Requirements:
The answer is one number: how many lines hold the string "true".

-- begin --

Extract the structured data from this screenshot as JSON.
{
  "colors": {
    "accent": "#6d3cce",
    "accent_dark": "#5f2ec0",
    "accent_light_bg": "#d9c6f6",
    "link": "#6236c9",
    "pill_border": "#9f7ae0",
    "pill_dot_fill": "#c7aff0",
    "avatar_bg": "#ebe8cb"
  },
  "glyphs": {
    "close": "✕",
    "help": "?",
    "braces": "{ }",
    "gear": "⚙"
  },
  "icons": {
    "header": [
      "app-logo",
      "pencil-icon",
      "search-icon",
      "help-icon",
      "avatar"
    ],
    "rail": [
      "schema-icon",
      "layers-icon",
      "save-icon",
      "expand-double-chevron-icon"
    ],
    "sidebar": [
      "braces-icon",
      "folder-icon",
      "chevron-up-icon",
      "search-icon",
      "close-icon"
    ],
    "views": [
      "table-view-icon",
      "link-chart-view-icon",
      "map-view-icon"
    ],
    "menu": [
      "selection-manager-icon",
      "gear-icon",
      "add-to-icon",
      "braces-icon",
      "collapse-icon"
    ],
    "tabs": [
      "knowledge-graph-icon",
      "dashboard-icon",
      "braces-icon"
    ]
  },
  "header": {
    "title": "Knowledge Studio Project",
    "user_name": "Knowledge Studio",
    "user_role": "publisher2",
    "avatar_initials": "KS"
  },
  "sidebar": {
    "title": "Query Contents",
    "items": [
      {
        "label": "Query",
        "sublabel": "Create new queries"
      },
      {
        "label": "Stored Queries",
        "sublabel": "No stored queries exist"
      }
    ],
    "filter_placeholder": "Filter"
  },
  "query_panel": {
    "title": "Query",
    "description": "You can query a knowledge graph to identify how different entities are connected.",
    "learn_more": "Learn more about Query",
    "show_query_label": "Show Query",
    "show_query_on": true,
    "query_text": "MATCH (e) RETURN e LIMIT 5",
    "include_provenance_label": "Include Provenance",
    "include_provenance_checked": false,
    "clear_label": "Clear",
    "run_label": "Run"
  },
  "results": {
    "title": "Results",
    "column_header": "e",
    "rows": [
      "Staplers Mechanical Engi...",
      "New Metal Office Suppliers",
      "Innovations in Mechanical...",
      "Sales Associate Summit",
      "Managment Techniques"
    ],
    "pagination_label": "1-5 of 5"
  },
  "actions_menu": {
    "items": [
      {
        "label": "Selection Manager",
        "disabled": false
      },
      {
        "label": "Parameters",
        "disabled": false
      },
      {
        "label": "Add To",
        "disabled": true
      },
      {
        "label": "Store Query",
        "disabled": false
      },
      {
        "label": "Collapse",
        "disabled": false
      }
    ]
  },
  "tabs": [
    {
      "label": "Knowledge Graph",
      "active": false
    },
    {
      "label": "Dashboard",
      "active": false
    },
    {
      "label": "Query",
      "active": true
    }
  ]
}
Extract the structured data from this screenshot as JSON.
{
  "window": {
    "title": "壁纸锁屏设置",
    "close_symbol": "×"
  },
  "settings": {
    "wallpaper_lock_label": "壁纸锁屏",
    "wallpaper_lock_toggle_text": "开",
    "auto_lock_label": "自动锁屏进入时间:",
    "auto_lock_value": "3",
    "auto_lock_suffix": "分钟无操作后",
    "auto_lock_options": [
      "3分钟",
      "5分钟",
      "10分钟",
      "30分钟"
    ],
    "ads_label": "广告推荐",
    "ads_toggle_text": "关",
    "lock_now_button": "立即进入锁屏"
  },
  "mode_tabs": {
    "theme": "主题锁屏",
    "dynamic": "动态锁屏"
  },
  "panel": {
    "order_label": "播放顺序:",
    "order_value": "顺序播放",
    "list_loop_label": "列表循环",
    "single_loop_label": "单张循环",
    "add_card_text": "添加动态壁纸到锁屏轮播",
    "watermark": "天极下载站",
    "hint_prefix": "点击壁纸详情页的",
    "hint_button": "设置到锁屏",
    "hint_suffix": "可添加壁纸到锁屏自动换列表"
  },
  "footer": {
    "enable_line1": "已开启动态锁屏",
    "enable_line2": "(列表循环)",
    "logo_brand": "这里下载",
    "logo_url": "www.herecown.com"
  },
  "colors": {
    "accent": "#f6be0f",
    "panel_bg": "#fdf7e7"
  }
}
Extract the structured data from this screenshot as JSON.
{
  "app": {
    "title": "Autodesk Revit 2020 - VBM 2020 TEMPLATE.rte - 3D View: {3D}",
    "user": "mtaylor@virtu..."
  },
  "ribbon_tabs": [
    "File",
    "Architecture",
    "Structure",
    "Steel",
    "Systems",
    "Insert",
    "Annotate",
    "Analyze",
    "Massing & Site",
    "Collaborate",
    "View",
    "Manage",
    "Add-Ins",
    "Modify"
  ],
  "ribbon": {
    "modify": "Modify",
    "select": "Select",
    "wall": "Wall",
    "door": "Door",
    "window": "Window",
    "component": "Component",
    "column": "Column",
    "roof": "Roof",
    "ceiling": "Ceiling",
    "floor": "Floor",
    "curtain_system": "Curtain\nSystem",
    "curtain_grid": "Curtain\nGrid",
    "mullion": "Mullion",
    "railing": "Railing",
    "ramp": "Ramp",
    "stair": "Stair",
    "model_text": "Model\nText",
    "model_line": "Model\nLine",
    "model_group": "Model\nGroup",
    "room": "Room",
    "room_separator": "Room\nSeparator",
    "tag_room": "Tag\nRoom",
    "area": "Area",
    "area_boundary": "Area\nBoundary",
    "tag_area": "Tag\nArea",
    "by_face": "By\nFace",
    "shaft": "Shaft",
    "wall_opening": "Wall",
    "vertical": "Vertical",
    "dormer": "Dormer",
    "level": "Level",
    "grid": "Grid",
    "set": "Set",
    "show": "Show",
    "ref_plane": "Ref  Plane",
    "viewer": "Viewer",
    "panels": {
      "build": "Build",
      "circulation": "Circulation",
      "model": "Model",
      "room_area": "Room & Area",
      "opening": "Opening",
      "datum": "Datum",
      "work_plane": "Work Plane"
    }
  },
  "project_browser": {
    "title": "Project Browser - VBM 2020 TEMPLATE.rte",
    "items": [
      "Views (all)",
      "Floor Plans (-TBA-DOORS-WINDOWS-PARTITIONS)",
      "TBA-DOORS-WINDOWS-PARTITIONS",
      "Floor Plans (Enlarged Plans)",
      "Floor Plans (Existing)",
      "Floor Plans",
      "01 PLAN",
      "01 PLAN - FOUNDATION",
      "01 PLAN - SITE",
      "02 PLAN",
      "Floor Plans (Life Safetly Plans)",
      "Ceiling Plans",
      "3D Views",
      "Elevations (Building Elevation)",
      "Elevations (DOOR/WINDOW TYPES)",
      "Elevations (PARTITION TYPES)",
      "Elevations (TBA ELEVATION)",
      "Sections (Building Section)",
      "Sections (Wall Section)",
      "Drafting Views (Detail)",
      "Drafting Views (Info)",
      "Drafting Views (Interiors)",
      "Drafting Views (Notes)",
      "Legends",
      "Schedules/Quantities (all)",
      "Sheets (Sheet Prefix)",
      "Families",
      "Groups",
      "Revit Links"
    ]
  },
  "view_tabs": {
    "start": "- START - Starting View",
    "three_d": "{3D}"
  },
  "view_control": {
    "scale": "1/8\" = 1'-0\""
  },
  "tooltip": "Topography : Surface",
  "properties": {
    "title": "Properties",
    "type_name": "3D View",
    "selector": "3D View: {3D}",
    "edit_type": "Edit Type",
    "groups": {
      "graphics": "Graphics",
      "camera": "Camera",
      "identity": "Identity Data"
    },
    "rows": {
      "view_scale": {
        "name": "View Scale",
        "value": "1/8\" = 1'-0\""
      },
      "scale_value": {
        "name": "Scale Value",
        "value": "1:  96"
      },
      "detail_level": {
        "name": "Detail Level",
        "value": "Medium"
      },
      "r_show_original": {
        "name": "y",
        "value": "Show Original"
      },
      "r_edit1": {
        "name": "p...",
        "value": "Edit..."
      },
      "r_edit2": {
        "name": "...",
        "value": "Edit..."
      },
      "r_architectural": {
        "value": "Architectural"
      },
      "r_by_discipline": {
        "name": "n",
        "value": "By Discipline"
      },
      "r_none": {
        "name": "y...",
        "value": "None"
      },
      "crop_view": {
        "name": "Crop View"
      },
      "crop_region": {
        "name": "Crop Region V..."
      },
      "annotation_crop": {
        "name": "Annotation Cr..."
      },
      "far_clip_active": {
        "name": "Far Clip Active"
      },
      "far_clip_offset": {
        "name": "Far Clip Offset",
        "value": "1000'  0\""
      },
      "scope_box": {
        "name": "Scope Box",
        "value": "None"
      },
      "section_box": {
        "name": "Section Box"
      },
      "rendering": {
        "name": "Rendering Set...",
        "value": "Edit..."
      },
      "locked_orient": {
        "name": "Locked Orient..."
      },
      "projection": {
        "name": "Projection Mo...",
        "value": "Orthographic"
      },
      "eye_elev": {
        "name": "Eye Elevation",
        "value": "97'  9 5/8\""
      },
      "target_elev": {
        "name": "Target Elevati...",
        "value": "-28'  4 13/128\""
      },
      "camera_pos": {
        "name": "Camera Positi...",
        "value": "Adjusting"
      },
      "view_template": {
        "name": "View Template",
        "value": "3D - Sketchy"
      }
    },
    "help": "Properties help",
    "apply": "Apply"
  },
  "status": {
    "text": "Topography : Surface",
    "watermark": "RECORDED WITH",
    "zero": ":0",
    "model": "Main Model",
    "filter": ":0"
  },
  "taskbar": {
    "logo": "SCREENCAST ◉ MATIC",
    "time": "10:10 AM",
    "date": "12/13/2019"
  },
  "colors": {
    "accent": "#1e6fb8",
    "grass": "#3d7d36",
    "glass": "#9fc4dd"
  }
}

-- end --

Output for this exercise:
3